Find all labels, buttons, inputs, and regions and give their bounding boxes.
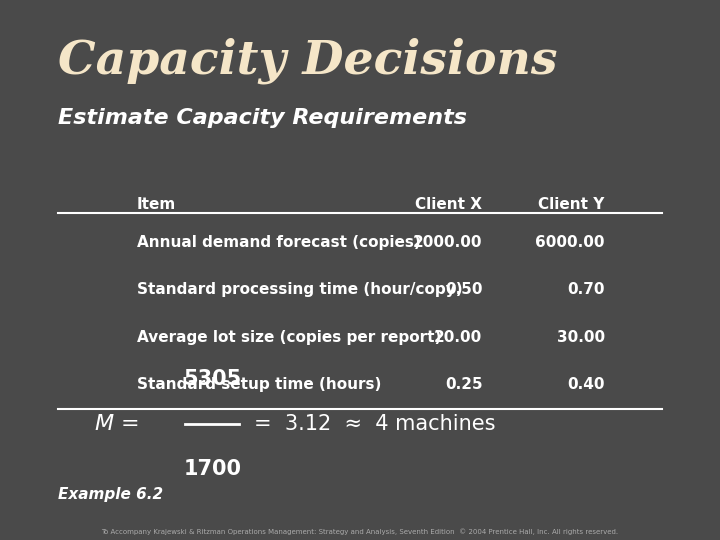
- Text: Capacity Decisions: Capacity Decisions: [58, 38, 557, 84]
- Text: Example 6.2: Example 6.2: [58, 487, 163, 502]
- Text: =  3.12  ≈  4 machines: = 3.12 ≈ 4 machines: [253, 414, 495, 434]
- Text: 5305: 5305: [184, 369, 241, 389]
- Text: $\mathit{M}$ =: $\mathit{M}$ =: [94, 414, 138, 434]
- Text: Client Y: Client Y: [539, 197, 605, 212]
- Text: Estimate Capacity Requirements: Estimate Capacity Requirements: [58, 108, 467, 128]
- Text: Item: Item: [137, 197, 176, 212]
- Text: 0.50: 0.50: [445, 282, 482, 298]
- Text: Average lot size (copies per report): Average lot size (copies per report): [137, 330, 441, 345]
- Text: 1700: 1700: [184, 459, 241, 479]
- Text: 6000.00: 6000.00: [535, 235, 605, 250]
- Text: 20.00: 20.00: [434, 330, 482, 345]
- Text: 30.00: 30.00: [557, 330, 605, 345]
- Text: 2000.00: 2000.00: [413, 235, 482, 250]
- Text: 0.25: 0.25: [445, 377, 482, 393]
- Text: To Accompany Krajewski & Ritzman Operations Management: Strategy and Analysis, S: To Accompany Krajewski & Ritzman Operati…: [102, 528, 618, 535]
- Text: Annual demand forecast (copies): Annual demand forecast (copies): [137, 235, 420, 250]
- Text: Standard setup time (hours): Standard setup time (hours): [137, 377, 381, 393]
- Text: Standard processing time (hour/copy): Standard processing time (hour/copy): [137, 282, 462, 298]
- Text: 0.70: 0.70: [567, 282, 605, 298]
- Text: 0.40: 0.40: [567, 377, 605, 393]
- Text: Client X: Client X: [415, 197, 482, 212]
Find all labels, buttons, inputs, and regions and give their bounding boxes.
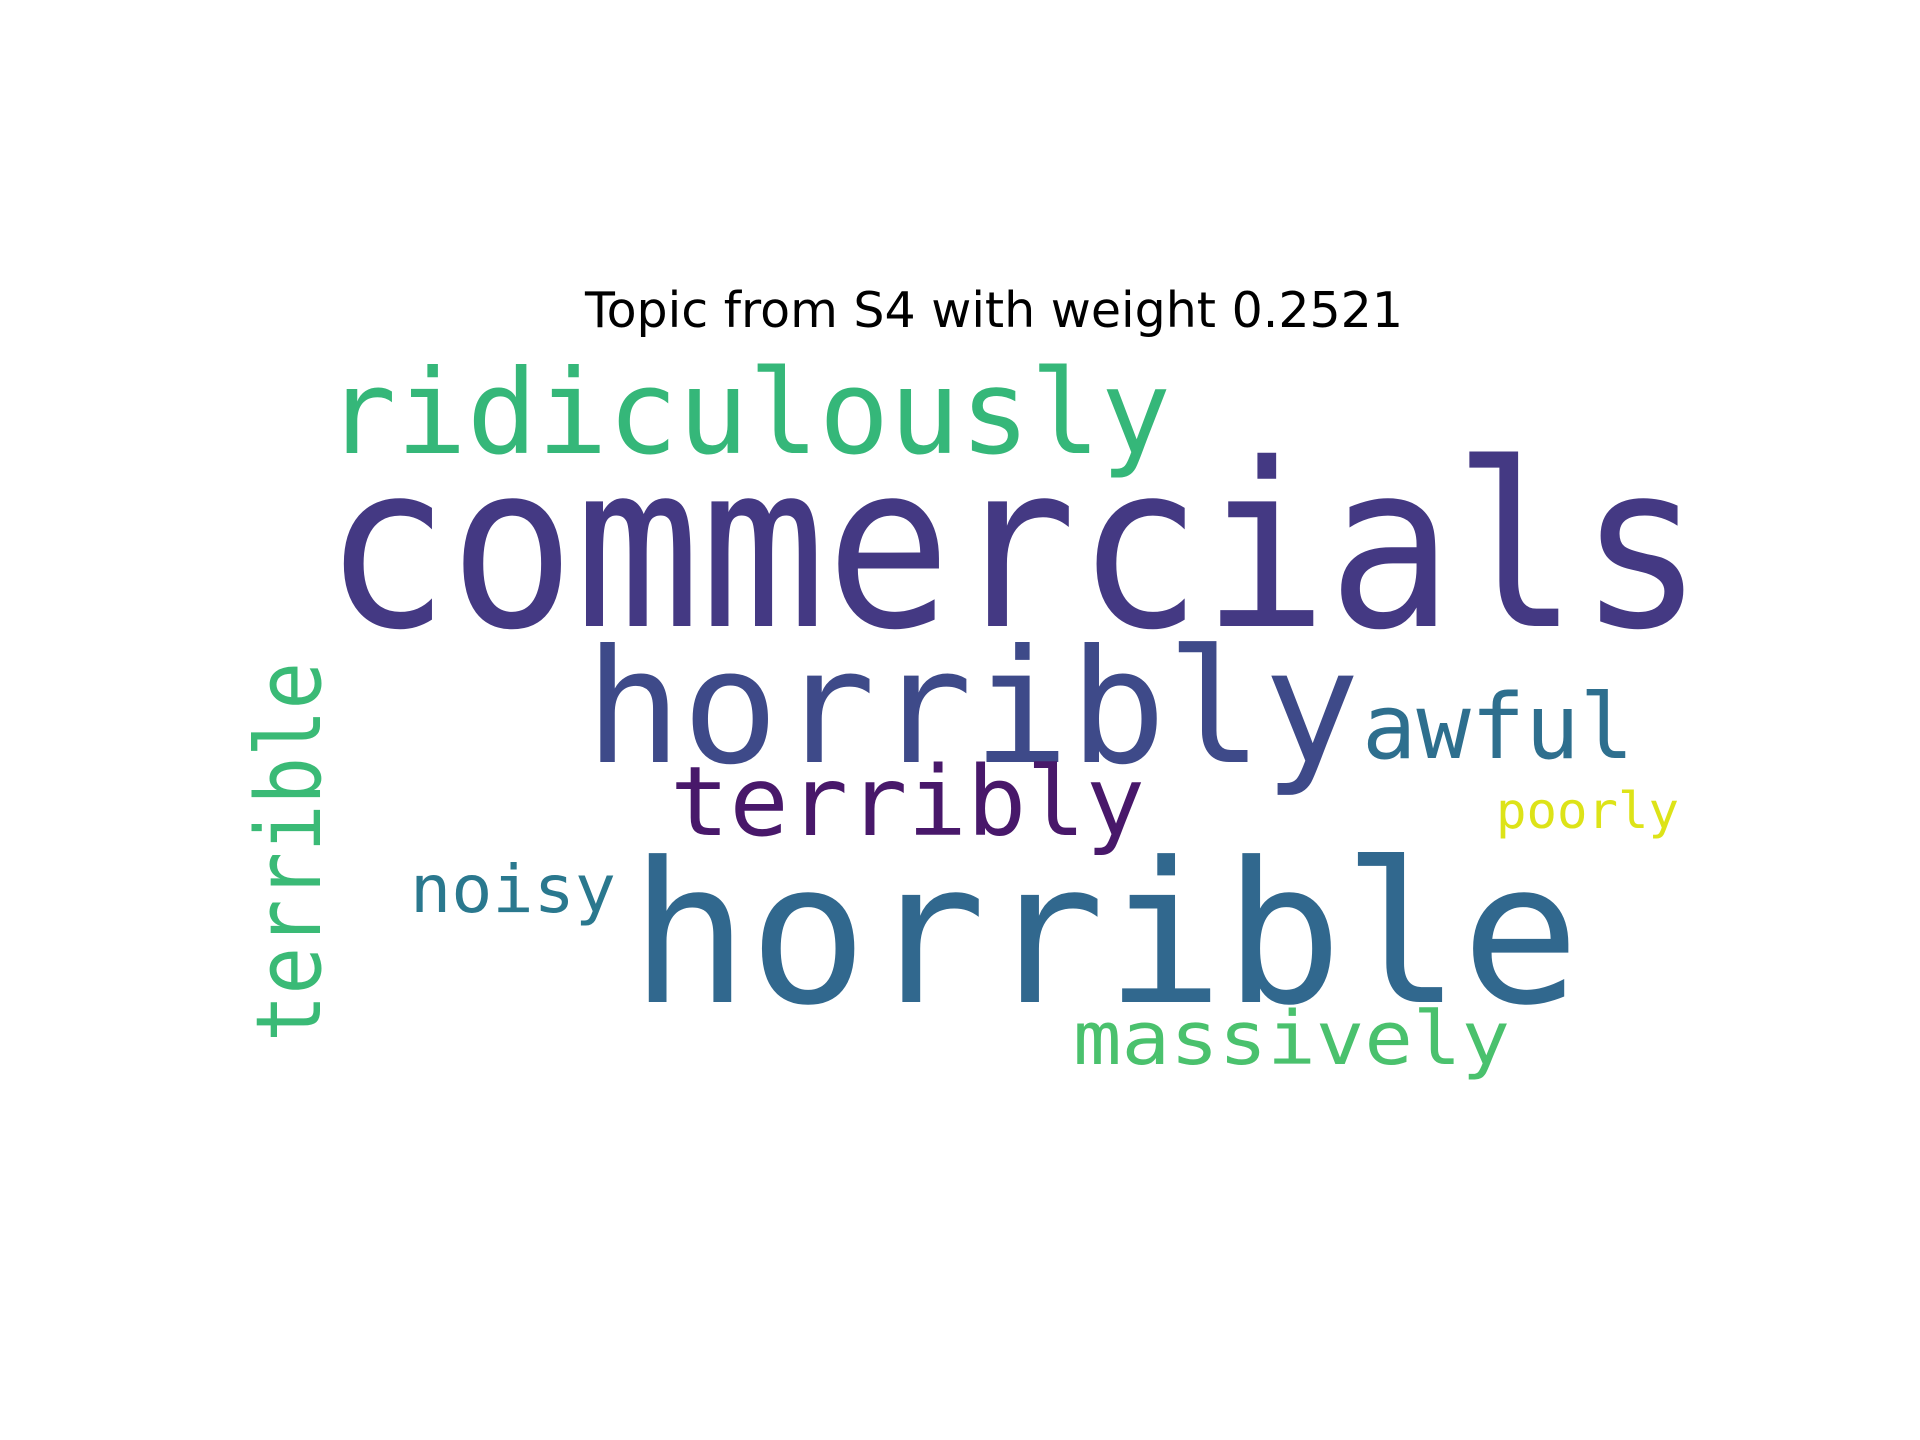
word-commercials: commercials xyxy=(324,414,1704,680)
word-noisy: noisy xyxy=(410,851,616,928)
word-awful: awful xyxy=(1362,675,1634,780)
word-horribly: horribly xyxy=(585,616,1360,800)
word-horrible: horrible xyxy=(630,821,1580,1049)
word-poorly: poorly xyxy=(1496,782,1679,840)
word-ridiculously: ridiculously xyxy=(326,344,1171,481)
chart-title: Topic from S4 with weight 0.2521 xyxy=(584,282,1404,339)
word-massively: massively xyxy=(1073,996,1510,1082)
word-terribly: terribly xyxy=(670,746,1145,858)
word-terrible: terrible xyxy=(237,662,342,1042)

Directions: Please count the lines of the data above that contain the string "Standard" and give only that number.

Solution below: 2